■ Your task:
Please continue the forum post about a SQL query dataset and namespaces from the point where it stops.

Hello all, I have a question about datasets and na...
# questions
m
Hello all, I have a question about datasets and namespaces. I am not even sure if what I am asking for is possible. Here is a simplified version of the issue: I have postgresql database which updates daily with data (predictions from some other models but that is beside the point) One of the columns in the results_table is called "run_date". So if I want today's results I can do this: (in catalog.yml):
oneday_of_data:
type: pandas.SQLQueryDataset
credentials: db_credentials
sql: "select * from results_table where run_date = %(run_date)s"
load_args:
params:
run_date: 2024-11-01
this dataset combined with this one node pipeline lets me get the data from the database into my local drive. (in pipeline.py)
pipeline([
node(
func=lambda x: x,
inputs="database_data",
outputs="local_data",
name="sql_to_local_node"

■ Recorded data:
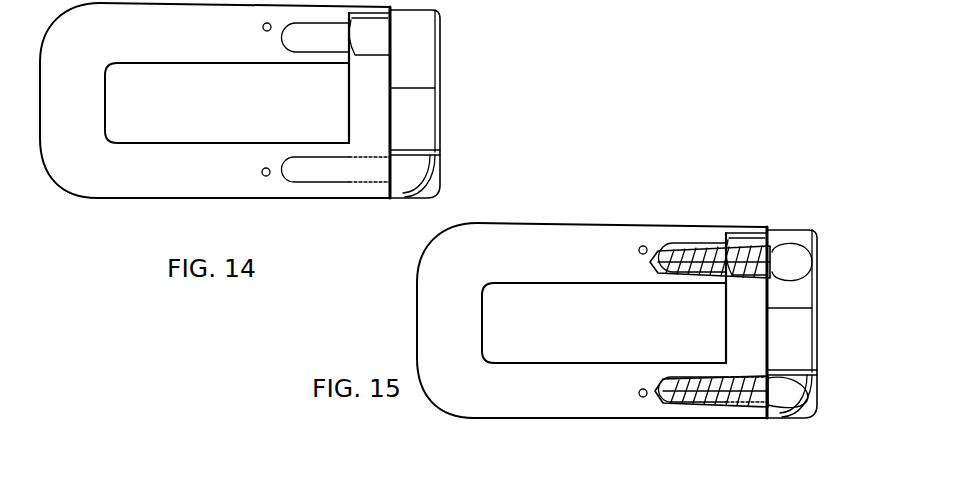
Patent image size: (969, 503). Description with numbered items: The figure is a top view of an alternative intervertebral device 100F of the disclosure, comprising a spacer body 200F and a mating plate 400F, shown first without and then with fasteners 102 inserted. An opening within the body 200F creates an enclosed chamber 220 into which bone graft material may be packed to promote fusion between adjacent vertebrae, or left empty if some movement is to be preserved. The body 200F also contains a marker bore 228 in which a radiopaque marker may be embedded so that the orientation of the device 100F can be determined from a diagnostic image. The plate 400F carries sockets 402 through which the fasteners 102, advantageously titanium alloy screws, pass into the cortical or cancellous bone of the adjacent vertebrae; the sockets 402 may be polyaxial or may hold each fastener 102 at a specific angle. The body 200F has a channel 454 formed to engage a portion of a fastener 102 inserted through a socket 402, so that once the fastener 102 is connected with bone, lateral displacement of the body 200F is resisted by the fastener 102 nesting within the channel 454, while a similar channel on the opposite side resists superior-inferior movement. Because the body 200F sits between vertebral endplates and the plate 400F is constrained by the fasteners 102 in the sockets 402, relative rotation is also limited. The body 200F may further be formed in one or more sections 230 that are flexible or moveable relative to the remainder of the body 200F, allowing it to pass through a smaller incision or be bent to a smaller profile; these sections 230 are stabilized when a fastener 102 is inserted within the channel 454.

■ The answer:
),]
)
now, if I wanted more than one day's data as different datasets, it seems like this a great candidate for namespacing because nothing changes except for the run date. Like this: (in catalog.yml)
_run_dates:
run_1: 2024-11-01 #today
run_2: 2024-10-30 #yesterday
run_3: 2024-10-25 #a week ago
"{run_name}.oneday_of_data":
type: pandas.SQLQueryDataset
credentials: db_credentials
sql: "select * from results_table where run_date = %(run_date)"
load_args:
params:
run_date: ${_run_dates.{run_name}}
but no matter what I try I can't get this to work. I know I can specify {run_name} in the filepath field (if it was a csv dataset say) but is it possible to use inside a templated/variable-interpolated field like this? I have tried writing my own custom resolver (called "picker") defined as: (in settings.py)
def pick_from_rundates(dict1, key):
return dict1[key]
CONFIG_LOADER_ARGS = {
"base_env": "base",
"default_run_env": "local",
"custom_resolvers": {"picker": lambda x, y: pick_from_rundates(x, y)}
}
and then tried this...which also failed: (in catalog.yml)
"{run_name}.oneday_of_data":
type: pandas.SQLQueryDataset
credentials: db_credentials
sql: "select * from results_table where run_date = %(run_date)"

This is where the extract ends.